What the exercise asks: Copy every line in which the string "Greeting" occurs.

# start of Information supplied

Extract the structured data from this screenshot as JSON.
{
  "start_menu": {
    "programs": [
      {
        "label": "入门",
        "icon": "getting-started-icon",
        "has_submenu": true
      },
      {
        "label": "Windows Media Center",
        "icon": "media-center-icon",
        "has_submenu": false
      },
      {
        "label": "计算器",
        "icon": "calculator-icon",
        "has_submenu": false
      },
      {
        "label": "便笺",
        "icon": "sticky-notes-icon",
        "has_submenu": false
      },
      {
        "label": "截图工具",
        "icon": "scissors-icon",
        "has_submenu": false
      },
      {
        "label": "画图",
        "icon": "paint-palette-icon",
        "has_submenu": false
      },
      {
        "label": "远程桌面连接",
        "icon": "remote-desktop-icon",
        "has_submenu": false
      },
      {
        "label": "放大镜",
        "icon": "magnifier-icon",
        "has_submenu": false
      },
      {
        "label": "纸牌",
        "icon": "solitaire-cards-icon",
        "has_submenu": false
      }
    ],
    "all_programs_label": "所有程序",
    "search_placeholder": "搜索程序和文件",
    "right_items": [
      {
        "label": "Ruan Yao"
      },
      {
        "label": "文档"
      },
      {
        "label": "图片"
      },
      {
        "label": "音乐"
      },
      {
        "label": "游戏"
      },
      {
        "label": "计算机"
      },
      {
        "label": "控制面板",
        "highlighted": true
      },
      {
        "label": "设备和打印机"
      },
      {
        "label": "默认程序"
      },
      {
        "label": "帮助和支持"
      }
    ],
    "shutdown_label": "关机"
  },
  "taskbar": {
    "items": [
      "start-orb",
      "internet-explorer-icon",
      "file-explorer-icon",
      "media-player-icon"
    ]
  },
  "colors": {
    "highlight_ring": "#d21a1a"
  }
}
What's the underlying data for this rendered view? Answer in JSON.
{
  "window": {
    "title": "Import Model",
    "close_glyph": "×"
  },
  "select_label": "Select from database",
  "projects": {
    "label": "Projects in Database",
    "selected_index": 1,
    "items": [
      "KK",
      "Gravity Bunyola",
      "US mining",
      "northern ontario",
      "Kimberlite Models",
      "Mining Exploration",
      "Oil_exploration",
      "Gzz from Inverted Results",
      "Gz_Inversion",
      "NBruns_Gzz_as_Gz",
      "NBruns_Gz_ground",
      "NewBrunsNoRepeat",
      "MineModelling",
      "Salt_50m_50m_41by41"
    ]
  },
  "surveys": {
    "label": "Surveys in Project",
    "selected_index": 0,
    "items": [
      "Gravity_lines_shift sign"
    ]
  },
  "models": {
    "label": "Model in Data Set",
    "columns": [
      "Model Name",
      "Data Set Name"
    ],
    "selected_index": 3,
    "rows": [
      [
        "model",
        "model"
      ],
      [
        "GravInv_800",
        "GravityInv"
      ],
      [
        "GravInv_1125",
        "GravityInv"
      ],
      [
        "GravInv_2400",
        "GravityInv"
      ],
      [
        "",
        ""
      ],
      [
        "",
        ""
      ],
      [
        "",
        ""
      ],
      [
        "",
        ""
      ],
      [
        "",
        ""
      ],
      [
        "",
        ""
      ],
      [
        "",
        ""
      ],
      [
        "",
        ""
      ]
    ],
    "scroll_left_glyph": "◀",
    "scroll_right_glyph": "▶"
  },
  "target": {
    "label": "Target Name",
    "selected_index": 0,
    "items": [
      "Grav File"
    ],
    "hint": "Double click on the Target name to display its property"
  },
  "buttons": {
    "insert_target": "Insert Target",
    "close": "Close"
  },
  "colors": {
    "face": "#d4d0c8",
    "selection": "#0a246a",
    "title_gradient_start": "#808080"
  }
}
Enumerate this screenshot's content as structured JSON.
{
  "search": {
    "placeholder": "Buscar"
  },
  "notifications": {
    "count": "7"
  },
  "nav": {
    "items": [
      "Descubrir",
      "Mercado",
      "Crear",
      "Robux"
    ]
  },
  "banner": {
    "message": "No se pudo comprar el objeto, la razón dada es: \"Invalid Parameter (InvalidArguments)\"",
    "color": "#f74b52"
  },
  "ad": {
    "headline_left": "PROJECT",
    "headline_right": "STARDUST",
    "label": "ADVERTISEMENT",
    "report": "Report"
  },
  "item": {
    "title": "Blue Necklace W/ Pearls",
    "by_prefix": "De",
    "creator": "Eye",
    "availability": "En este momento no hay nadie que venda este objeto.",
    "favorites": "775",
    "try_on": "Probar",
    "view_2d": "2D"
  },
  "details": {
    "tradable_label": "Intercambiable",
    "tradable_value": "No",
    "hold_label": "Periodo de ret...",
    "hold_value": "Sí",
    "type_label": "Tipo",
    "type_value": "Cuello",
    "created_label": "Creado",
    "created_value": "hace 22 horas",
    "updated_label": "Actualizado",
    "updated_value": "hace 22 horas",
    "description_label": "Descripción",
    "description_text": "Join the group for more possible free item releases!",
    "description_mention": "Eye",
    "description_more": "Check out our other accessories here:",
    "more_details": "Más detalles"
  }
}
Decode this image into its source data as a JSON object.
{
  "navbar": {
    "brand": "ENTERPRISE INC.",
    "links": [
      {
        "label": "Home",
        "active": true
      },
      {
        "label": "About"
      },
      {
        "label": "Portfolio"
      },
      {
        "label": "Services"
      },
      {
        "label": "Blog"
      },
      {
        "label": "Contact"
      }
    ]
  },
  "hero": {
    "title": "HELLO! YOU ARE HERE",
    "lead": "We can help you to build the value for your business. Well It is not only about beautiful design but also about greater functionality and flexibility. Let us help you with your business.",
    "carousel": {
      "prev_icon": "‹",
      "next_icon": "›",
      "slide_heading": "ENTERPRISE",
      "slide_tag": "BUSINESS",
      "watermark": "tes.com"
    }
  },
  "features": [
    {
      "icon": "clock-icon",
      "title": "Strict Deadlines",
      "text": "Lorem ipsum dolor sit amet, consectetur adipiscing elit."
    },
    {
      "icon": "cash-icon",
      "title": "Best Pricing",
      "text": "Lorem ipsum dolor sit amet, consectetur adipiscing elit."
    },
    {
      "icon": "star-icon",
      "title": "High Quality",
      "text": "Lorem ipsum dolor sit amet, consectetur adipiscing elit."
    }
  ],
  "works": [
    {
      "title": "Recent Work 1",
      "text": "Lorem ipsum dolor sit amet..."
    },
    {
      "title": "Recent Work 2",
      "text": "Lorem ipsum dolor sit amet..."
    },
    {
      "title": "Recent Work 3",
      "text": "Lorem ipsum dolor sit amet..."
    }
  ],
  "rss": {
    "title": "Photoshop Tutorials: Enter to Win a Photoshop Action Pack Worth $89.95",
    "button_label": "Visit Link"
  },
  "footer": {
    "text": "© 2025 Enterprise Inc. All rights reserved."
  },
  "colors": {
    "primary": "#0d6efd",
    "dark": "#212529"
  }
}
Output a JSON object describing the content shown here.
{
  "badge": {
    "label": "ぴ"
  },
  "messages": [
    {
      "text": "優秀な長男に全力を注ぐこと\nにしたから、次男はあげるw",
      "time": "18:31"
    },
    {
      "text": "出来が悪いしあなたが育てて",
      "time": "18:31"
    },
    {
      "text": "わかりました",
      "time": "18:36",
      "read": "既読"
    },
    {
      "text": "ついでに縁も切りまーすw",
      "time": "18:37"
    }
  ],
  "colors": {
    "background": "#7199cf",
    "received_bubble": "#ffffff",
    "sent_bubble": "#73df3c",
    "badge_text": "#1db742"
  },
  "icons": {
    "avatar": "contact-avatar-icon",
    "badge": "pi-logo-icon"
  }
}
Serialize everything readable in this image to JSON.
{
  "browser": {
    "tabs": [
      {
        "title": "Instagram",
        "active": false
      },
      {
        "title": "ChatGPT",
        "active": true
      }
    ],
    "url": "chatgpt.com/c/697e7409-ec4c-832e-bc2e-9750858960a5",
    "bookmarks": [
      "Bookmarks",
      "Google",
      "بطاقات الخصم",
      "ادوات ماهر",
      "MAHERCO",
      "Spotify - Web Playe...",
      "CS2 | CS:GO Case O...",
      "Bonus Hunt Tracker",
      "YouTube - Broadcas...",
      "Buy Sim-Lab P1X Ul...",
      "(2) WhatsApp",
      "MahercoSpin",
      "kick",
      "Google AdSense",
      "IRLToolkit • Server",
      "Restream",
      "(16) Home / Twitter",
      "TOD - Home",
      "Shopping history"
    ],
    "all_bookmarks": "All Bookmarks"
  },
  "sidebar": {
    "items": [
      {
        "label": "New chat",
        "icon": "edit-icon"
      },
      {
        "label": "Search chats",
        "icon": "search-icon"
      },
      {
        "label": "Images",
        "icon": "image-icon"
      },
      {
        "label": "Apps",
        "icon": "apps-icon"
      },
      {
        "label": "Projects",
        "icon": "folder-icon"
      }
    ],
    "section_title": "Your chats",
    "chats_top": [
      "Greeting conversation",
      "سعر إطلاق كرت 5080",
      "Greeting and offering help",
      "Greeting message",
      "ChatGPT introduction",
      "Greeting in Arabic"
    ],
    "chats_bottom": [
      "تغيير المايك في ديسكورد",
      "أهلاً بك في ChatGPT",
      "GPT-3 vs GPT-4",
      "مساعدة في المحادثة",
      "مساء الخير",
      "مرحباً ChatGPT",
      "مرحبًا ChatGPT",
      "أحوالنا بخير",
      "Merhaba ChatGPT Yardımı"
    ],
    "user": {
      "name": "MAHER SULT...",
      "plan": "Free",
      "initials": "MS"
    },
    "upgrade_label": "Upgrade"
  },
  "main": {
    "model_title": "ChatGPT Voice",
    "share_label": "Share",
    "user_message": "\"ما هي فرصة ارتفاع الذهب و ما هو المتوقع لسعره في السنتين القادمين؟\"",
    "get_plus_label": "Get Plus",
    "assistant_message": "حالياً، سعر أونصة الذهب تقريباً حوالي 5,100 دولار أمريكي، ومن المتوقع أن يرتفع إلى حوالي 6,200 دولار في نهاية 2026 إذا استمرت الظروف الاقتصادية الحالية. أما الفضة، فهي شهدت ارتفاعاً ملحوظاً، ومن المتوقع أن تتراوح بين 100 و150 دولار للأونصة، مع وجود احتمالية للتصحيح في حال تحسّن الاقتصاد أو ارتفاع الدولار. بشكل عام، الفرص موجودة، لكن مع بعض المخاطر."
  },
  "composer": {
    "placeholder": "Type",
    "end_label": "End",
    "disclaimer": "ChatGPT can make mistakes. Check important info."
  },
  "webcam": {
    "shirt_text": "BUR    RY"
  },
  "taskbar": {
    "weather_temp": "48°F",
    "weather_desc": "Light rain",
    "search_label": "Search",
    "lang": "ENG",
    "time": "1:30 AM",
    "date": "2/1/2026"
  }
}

# end of Information supplied

Correct result:
      "Greeting conversation",
      "Greeting and offering help",
      "Greeting message",
      "Greeting in Arabic"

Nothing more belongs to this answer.